▶ **What you will do**
Type out all the records word for word. Any pictures are to be left out.

▶ **Supplied data**
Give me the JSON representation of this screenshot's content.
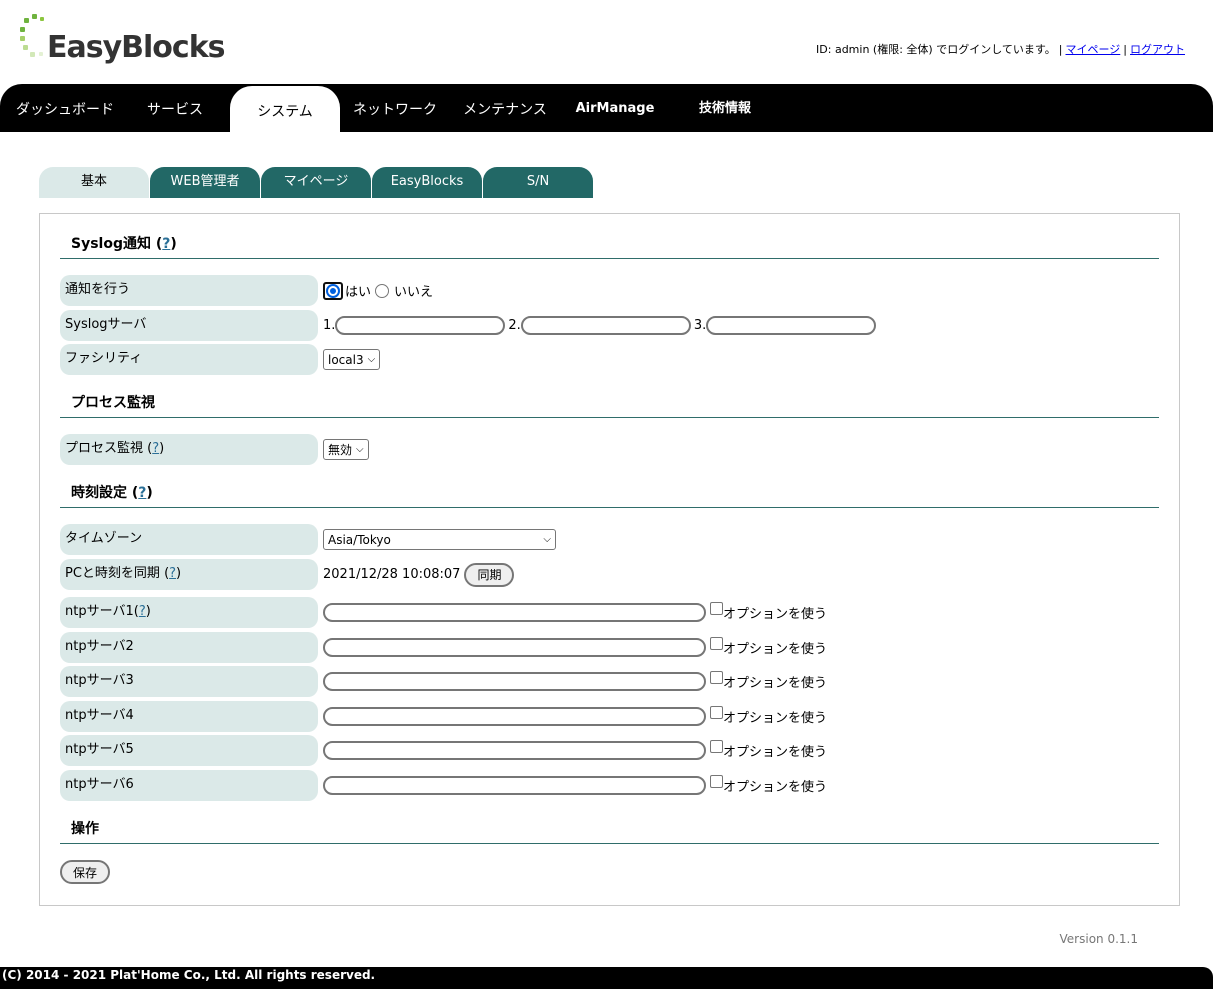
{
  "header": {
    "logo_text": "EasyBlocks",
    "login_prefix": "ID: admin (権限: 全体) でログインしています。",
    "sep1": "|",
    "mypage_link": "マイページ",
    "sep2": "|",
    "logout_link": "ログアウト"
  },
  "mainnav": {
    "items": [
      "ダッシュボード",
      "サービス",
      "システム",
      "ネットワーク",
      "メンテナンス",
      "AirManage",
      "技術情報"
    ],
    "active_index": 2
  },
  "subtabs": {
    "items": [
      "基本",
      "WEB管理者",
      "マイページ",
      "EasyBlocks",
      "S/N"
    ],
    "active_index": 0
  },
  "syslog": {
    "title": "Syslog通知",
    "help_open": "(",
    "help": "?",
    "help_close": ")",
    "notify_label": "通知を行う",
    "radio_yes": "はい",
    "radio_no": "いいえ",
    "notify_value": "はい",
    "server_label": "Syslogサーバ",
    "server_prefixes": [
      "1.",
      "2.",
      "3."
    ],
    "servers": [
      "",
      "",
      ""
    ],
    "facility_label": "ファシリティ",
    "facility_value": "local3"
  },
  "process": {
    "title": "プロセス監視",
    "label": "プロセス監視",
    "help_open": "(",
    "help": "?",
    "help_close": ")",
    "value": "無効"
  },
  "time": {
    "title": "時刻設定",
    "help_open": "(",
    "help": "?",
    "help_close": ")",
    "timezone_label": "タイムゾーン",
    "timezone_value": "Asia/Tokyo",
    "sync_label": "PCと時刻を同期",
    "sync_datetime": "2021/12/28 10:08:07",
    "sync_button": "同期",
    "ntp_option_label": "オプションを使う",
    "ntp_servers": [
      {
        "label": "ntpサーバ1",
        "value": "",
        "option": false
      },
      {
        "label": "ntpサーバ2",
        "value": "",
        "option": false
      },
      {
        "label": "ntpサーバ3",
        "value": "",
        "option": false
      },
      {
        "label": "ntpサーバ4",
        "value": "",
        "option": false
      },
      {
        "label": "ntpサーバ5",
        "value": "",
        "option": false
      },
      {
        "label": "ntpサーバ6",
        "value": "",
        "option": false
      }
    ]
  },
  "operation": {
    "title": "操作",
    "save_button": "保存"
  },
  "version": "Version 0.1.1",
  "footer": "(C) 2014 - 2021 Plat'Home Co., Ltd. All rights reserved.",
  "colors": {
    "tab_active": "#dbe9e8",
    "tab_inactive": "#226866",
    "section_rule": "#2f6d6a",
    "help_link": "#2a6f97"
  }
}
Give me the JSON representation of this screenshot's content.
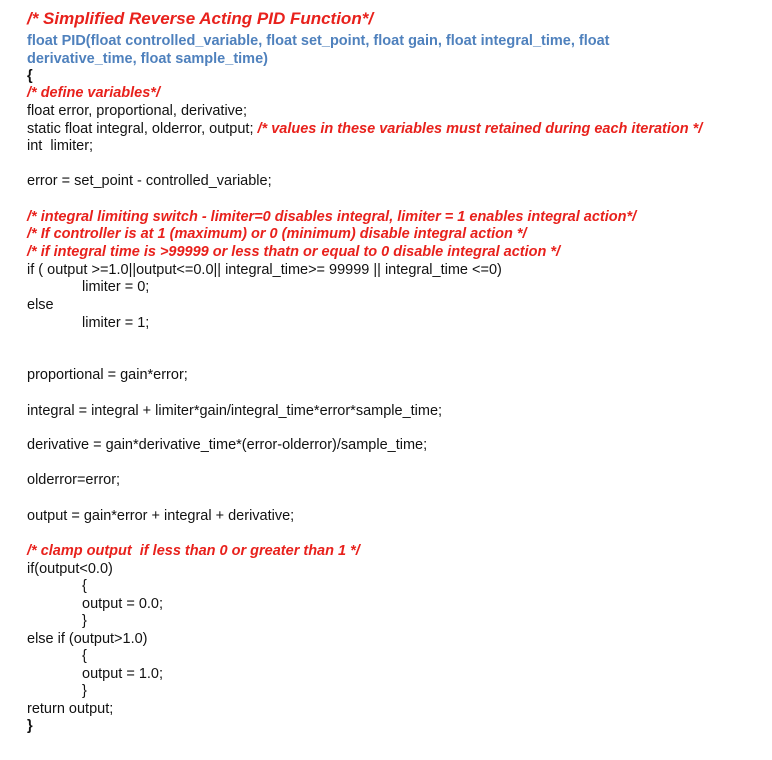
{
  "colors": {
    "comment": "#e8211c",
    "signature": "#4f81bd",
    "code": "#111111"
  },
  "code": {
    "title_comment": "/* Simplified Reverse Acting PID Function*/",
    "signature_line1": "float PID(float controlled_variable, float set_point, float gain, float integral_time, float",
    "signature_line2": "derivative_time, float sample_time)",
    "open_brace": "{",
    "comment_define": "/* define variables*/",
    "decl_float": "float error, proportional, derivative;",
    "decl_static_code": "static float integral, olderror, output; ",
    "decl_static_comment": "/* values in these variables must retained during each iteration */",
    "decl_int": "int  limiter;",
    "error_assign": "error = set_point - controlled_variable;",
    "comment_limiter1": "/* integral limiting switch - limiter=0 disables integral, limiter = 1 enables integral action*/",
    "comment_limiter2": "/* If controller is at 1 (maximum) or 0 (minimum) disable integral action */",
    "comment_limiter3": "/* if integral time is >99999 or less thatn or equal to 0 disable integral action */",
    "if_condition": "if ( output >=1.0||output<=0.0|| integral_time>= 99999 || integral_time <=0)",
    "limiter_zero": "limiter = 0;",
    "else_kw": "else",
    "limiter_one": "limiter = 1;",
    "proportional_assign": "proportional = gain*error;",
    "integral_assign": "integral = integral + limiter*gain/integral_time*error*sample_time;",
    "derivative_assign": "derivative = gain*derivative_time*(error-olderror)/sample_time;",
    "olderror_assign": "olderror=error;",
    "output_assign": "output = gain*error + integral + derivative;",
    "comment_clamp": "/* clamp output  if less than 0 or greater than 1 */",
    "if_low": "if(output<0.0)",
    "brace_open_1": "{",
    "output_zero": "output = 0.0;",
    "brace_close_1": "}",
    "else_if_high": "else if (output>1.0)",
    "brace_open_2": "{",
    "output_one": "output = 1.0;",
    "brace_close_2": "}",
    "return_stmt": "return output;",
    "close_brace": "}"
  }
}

▶ **Reply to the exercise**
Give me the JSON representation of this screenshot's content.
{
  "header": {
    "logo_text": "EasyBlocks",
    "login_prefix": "ID: admin (権限: 全体) でログインしています。",
    "sep1": "|",
    "mypage_link": "マイページ",
    "sep2": "|",
    "logout_link": "ログアウト"
  },
  "mainnav": {
    "items": [
      "ダッシュボード",
      "サービス",
      "システム",
      "ネットワーク",
      "メンテナンス",
      "AirManage",
      "技術情報"
    ],
    "active_index": 2
  },
  "subtabs": {
    "items": [
      "基本",
      "WEB管理者",
      "マイページ",
      "EasyBlocks",
      "S/N"
    ],
    "active_index": 0
  },
  "syslog": {
    "title": "Syslog通知",
    "help_open": "(",
    "help": "?",
    "help_close": ")",
    "notify_label": "通知を行う",
    "radio_yes": "はい",
    "radio_no": "いいえ",
    "notify_value": "はい",
    "server_label": "Syslogサーバ",
    "server_prefixes": [
      "1.",
      "2.",
      "3."
    ],
    "servers": [
      "",
      "",
      ""
    ],
    "facility_label": "ファシリティ",
    "facility_value": "local3"
  },
  "process": {
    "title": "プロセス監視",
    "label": "プロセス監視",
    "help_open": "(",
    "help": "?",
    "help_close": ")",
    "value": "無効"
  },
  "time": {
    "title": "時刻設定",
    "help_open": "(",
    "help": "?",
    "help_close": ")",
    "timezone_label": "タイムゾーン",
    "timezone_value": "Asia/Tokyo",
    "sync_label": "PCと時刻を同期",
    "sync_datetime": "2021/12/28 10:08:07",
    "sync_button": "同期",
    "ntp_option_label": "オプションを使う",
    "ntp_servers": [
      {
        "label": "ntpサーバ1",
        "value": "",
        "option": false
      },
      {
        "label": "ntpサーバ2",
        "value": "",
        "option": false
      },
      {
        "label": "ntpサーバ3",
        "value": "",
        "option": false
      },
      {
        "label": "ntpサーバ4",
        "value": "",
        "option": false
      },
      {
        "label": "ntpサーバ5",
        "value": "",
        "option": false
      },
      {
        "label": "ntpサーバ6",
        "value": "",
        "option": false
      }
    ]
  },
  "operation": {
    "title": "操作",
    "save_button": "保存"
  },
  "version": "Version 0.1.1",
  "footer": "(C) 2014 - 2021 Plat'Home Co., Ltd. All rights reserved.",
  "colors": {
    "tab_active": "#dbe9e8",
    "tab_inactive": "#226866",
    "section_rule": "#2f6d6a",
    "help_link": "#2a6f97"
  }
}
Give me the JSON representation of this screenshot's content.
{
  "colors": {
    "comment": "#e8211c",
    "signature": "#4f81bd",
    "code": "#111111"
  },
  "code": {
    "title_comment": "/* Simplified Reverse Acting PID Function*/",
    "signature_line1": "float PID(float controlled_variable, float set_point, float gain, float integral_time, float",
    "signature_line2": "derivative_time, float sample_time)",
    "open_brace": "{",
    "comment_define": "/* define variables*/",
    "decl_float": "float error, proportional, derivative;",
    "decl_static_code": "static float integral, olderror, output; ",
    "decl_static_comment": "/* values in these variables must retained during each iteration */",
    "decl_int": "int  limiter;",
    "error_assign": "error = set_point - controlled_variable;",
    "comment_limiter1": "/* integral limiting switch - limiter=0 disables integral, limiter = 1 enables integral action*/",
    "comment_limiter2": "/* If controller is at 1 (maximum) or 0 (minimum) disable integral action */",
    "comment_limiter3": "/* if integral time is >99999 or less thatn or equal to 0 disable integral action */",
    "if_condition": "if ( output >=1.0||output<=0.0|| integral_time>= 99999 || integral_time <=0)",
    "limiter_zero": "limiter = 0;",
    "else_kw": "else",
    "limiter_one": "limiter = 1;",
    "proportional_assign": "proportional = gain*error;",
    "integral_assign": "integral = integral + limiter*gain/integral_time*error*sample_time;",
    "derivative_assign": "derivative = gain*derivative_time*(error-olderror)/sample_time;",
    "olderror_assign": "olderror=error;",
    "output_assign": "output = gain*error + integral + derivative;",
    "comment_clamp": "/* clamp output  if less than 0 or greater than 1 */",
    "if_low": "if(output<0.0)",
    "brace_open_1": "{",
    "output_zero": "output = 0.0;",
    "brace_close_1": "}",
    "else_if_high": "else if (output>1.0)",
    "brace_open_2": "{",
    "output_one": "output = 1.0;",
    "brace_close_2": "}",
    "return_stmt": "return output;",
    "close_brace": "}"
  }
}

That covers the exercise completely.